**Figure dataset records**
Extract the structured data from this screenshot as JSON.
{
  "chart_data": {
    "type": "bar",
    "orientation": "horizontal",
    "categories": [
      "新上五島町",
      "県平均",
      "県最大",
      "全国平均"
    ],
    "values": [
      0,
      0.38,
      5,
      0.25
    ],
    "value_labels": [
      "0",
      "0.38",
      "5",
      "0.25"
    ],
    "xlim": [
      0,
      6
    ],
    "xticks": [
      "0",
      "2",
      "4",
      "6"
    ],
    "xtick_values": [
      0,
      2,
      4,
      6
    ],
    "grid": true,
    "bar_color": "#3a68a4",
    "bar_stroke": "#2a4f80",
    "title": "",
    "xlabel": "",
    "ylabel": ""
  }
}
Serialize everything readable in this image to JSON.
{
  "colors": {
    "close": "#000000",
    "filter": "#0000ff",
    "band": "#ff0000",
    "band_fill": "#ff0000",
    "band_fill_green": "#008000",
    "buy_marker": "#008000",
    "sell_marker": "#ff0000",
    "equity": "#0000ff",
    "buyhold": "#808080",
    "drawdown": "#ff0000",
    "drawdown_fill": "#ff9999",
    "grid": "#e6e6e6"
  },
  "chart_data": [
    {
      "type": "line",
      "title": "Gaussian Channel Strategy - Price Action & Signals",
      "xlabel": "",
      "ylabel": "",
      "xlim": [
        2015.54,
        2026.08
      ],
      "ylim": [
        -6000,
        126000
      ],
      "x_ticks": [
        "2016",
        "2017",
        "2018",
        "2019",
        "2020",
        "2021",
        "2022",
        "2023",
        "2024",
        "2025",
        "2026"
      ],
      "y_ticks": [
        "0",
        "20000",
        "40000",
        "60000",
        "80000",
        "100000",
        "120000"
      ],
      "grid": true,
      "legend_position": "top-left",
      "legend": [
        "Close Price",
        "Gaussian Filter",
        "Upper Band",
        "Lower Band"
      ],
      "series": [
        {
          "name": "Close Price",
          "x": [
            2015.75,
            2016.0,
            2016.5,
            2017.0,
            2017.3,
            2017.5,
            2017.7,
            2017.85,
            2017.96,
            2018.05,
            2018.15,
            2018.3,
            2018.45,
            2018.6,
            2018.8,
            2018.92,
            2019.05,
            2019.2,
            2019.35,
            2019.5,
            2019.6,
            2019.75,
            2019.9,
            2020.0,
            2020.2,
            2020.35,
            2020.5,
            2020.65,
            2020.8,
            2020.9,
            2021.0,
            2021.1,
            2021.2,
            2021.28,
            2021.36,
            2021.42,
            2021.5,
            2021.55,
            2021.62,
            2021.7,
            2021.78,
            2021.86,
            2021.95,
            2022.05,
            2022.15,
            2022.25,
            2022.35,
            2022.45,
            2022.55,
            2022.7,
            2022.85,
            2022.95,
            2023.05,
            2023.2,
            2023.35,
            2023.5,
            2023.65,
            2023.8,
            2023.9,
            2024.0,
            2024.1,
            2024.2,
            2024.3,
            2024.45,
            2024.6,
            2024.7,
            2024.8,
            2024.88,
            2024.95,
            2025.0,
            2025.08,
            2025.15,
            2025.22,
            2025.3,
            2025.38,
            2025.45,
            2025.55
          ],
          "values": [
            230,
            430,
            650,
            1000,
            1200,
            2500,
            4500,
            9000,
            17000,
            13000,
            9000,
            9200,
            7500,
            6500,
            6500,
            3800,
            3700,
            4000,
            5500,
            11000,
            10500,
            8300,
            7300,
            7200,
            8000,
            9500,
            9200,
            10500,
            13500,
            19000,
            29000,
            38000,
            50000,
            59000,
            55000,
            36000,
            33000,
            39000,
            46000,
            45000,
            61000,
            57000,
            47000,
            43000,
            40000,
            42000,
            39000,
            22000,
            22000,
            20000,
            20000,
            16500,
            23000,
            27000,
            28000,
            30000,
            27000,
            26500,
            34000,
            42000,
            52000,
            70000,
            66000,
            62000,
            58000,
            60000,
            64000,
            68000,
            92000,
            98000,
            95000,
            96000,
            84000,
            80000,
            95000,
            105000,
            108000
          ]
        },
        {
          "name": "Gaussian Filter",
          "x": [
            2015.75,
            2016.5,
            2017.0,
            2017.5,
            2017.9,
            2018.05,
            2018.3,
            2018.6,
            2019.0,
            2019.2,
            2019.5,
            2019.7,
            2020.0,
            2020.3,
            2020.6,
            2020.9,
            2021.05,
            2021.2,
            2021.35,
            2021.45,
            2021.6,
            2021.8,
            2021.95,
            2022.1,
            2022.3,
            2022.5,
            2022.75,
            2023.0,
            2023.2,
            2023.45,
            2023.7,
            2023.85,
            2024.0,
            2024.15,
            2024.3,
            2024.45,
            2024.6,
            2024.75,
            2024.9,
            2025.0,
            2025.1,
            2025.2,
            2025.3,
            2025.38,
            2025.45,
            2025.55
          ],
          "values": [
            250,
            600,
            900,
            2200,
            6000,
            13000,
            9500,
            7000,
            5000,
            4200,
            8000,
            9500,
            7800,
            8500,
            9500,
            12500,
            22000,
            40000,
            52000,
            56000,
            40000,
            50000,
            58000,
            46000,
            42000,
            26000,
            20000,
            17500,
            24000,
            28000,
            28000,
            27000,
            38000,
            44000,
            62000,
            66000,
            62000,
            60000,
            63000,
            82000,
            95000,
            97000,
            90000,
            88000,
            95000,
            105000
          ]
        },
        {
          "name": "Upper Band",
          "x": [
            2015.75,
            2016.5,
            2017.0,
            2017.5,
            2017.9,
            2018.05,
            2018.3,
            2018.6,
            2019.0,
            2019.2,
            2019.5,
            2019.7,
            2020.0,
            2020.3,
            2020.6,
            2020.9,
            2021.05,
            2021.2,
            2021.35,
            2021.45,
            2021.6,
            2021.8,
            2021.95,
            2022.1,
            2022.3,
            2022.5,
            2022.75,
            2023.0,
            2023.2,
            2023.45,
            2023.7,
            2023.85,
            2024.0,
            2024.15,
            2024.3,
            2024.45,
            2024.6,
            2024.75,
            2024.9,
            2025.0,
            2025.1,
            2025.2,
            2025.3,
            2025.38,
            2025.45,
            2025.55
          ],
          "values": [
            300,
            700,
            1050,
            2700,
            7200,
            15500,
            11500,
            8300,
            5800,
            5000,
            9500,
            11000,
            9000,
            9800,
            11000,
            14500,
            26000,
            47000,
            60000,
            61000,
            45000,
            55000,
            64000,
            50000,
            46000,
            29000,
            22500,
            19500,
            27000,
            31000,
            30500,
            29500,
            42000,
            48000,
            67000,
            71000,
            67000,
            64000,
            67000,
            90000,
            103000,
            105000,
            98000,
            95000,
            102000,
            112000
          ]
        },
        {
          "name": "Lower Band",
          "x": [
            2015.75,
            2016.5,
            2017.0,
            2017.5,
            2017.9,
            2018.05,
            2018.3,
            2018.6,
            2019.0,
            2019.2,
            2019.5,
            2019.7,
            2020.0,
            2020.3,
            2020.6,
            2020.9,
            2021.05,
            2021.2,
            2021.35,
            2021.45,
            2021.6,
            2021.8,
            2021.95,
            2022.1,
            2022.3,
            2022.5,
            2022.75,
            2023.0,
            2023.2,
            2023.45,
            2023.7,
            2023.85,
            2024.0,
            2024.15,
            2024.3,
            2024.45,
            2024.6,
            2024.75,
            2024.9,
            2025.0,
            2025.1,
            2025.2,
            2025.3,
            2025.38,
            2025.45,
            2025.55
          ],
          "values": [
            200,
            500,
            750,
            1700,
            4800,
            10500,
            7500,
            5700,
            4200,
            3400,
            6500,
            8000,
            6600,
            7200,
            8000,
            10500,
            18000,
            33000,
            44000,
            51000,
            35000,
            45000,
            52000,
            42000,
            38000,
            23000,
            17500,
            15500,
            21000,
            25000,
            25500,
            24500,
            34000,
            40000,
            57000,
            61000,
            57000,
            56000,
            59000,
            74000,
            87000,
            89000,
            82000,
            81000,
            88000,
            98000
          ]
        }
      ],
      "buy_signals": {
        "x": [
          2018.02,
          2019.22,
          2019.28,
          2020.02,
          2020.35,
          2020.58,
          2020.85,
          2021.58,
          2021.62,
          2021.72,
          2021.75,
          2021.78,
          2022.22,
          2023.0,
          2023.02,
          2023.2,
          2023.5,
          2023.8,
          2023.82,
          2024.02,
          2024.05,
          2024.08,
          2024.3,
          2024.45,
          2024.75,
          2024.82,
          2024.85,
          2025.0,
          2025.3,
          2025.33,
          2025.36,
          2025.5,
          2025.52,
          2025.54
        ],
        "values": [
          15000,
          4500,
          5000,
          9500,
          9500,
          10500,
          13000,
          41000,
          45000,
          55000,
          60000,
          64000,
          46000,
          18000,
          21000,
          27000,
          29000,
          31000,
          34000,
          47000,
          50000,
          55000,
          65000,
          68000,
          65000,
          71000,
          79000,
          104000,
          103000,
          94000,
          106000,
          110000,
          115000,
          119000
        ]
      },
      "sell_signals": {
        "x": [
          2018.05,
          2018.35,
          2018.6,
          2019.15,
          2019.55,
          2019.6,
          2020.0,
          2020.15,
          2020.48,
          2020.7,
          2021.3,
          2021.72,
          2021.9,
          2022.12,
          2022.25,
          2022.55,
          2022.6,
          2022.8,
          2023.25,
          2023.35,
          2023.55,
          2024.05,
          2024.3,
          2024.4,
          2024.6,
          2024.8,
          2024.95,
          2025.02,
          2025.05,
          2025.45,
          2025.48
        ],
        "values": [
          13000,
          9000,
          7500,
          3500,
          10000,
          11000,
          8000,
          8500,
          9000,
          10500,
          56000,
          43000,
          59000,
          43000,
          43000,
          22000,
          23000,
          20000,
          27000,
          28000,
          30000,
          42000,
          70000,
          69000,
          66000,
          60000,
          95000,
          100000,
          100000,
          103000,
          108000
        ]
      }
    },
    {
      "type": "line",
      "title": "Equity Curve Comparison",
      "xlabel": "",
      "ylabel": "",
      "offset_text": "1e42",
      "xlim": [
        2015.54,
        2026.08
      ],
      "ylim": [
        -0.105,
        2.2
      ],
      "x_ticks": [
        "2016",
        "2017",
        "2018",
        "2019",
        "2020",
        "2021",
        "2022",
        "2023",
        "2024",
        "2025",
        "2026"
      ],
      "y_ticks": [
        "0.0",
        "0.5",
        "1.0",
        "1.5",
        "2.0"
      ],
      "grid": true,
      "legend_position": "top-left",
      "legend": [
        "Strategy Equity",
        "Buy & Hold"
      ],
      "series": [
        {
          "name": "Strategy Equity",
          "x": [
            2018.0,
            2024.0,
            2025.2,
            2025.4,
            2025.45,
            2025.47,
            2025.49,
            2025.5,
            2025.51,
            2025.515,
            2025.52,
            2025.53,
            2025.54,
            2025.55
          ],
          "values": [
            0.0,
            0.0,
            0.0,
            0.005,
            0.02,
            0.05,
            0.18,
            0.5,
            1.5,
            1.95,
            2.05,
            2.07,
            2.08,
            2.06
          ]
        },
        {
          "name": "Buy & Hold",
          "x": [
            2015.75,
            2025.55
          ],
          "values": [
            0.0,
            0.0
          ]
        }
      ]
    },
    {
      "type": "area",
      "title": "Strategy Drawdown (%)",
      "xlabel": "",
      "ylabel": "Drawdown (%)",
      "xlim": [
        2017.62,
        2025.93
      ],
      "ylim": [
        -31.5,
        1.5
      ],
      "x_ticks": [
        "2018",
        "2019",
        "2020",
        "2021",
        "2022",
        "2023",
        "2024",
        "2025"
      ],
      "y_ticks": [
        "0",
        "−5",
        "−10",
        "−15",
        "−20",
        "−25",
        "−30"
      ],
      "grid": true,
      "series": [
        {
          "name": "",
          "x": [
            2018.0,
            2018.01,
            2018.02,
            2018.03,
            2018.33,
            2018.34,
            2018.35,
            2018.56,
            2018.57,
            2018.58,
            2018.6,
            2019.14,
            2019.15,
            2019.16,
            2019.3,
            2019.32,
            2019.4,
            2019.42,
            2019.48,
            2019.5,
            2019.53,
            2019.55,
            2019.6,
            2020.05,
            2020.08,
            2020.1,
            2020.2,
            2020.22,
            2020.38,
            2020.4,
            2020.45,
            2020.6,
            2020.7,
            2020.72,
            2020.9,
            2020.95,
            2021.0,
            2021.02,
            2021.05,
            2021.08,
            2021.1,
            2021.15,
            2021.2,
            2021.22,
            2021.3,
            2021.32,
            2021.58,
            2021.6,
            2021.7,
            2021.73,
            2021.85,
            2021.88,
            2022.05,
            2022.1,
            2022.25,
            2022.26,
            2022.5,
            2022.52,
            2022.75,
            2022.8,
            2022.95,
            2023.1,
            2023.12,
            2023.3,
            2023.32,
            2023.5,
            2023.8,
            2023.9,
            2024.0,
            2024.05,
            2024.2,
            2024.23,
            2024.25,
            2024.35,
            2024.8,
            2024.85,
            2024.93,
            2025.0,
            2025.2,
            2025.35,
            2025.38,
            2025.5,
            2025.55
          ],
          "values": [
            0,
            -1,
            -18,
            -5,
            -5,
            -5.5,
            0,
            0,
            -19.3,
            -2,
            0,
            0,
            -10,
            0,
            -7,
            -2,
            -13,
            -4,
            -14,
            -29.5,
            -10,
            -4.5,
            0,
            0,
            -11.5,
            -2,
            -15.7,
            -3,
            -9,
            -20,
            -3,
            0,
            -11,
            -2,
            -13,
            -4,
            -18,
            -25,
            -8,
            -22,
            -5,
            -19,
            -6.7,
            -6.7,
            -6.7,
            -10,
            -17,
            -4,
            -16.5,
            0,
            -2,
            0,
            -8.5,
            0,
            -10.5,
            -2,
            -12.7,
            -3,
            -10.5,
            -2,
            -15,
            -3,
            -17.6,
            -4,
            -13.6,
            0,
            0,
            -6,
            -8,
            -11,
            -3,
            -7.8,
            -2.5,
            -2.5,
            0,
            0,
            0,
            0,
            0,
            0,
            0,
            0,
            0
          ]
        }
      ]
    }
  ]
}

**Written task**
Collect each line holding the string "JSON".

**Output of the exercise**
Extract the structured data from this screenshot as JSON.
Serialize everything readable in this image to JSON.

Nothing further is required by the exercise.